Type out the records that follow, exactly as given.

** BEGIN **

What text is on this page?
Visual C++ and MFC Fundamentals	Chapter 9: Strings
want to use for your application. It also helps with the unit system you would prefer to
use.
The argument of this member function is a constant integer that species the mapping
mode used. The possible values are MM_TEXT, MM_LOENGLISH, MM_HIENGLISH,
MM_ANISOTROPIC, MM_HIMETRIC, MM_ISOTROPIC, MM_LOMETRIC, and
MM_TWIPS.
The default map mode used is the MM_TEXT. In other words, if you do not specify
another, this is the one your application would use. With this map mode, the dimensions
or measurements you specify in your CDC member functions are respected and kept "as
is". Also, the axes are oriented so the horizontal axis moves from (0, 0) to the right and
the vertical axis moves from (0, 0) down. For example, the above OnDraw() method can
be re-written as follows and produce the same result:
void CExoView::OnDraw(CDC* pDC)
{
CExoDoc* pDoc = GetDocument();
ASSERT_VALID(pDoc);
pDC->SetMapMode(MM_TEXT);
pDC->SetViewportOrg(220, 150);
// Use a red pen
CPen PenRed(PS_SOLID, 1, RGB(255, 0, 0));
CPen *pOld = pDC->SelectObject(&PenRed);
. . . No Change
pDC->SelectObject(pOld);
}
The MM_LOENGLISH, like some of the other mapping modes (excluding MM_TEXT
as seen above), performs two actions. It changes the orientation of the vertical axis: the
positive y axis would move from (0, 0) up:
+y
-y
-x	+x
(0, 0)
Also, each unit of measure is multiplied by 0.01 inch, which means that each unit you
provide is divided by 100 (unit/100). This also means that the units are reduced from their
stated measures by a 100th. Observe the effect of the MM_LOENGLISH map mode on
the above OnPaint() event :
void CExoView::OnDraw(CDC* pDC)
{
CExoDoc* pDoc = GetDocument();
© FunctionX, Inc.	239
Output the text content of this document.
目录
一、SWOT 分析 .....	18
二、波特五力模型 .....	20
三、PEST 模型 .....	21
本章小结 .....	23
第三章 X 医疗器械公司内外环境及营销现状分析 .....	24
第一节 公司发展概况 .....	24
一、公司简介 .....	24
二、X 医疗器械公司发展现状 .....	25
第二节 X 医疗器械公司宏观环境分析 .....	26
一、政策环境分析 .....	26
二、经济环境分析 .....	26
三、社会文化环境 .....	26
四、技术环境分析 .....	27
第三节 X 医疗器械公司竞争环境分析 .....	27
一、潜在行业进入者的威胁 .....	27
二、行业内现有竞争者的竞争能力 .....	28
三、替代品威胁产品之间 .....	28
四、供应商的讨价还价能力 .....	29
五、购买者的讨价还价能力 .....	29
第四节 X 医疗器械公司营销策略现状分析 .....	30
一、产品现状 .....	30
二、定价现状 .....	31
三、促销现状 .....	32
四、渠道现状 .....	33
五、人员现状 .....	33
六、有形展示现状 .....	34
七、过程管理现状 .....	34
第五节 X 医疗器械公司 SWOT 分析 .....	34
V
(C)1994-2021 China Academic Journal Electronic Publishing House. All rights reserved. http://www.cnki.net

** END **

- Solution -
What text is on this page?
Visual C++ and MFC Fundamentals	Chapter 9: Strings
want to use for your application. It also helps with the unit system you would prefer to
use.
The argument of this member function is a constant integer that species the mapping
mode used. The possible values are MM_TEXT, MM_LOENGLISH, MM_HIENGLISH,
MM_ANISOTROPIC, MM_HIMETRIC, MM_ISOTROPIC, MM_LOMETRIC, and
MM_TWIPS.
The default map mode used is the MM_TEXT. In other words, if you do not specify
another, this is the one your application would use. With this map mode, the dimensions
or measurements you specify in your CDC member functions are respected and kept "as
is". Also, the axes are oriented so the horizontal axis moves from (0, 0) to the right and
the vertical axis moves from (0, 0) down. For example, the above OnDraw() method can
be re-written as follows and produce the same result:
void CExoView::OnDraw(CDC* pDC)
{
CExoDoc* pDoc = GetDocument();
ASSERT_VALID(pDoc);
pDC->SetMapMode(MM_TEXT);
pDC->SetViewportOrg(220, 150);
// Use a red pen
CPen PenRed(PS_SOLID, 1, RGB(255, 0, 0));
CPen *pOld = pDC->SelectObject(&PenRed);
. . . No Change
pDC->SelectObject(pOld);
}
The MM_LOENGLISH, like some of the other mapping modes (excluding MM_TEXT
as seen above), performs two actions. It changes the orientation of the vertical axis: the
positive y axis would move from (0, 0) up:
+y
-y
-x	+x
(0, 0)
Also, each unit of measure is multiplied by 0.01 inch, which means that each unit you
provide is divided by 100 (unit/100). This also means that the units are reduced from their
stated measures by a 100th. Observe the effect of the MM_LOENGLISH map mode on
the above OnPaint() event :
void CExoView::OnDraw(CDC* pDC)
{
CExoDoc* pDoc = GetDocument();
© FunctionX, Inc.	239
Output the text content of this document.
目录
一、SWOT 分析 .....	18
二、波特五力模型 .....	20
三、PEST 模型 .....	21
本章小结 .....	23
第三章 X 医疗器械公司内外环境及营销现状分析 .....	24
第一节 公司发展概况 .....	24
一、公司简介 .....	24
二、X 医疗器械公司发展现状 .....	25
第二节 X 医疗器械公司宏观环境分析 .....	26
一、政策环境分析 .....	26
二、经济环境分析 .....	26
三、社会文化环境 .....	26
四、技术环境分析 .....	27
第三节 X 医疗器械公司竞争环境分析 .....	27
一、潜在行业进入者的威胁 .....	27
二、行业内现有竞争者的竞争能力 .....	28
三、替代品威胁产品之间 .....	28
四、供应商的讨价还价能力 .....	29
五、购买者的讨价还价能力 .....	29
第四节 X 医疗器械公司营销策略现状分析 .....	30
一、产品现状 .....	30
二、定价现状 .....	31
三、促销现状 .....	32
四、渠道现状 .....	33
五、人员现状 .....	33
六、有形展示现状 .....	34
七、过程管理现状 .....	34
第五节 X 医疗器械公司 SWOT 分析 .....	34
V
(C)1994-2021 China Academic Journal Electronic Publishing House. All rights reserved. http://www.cnki.net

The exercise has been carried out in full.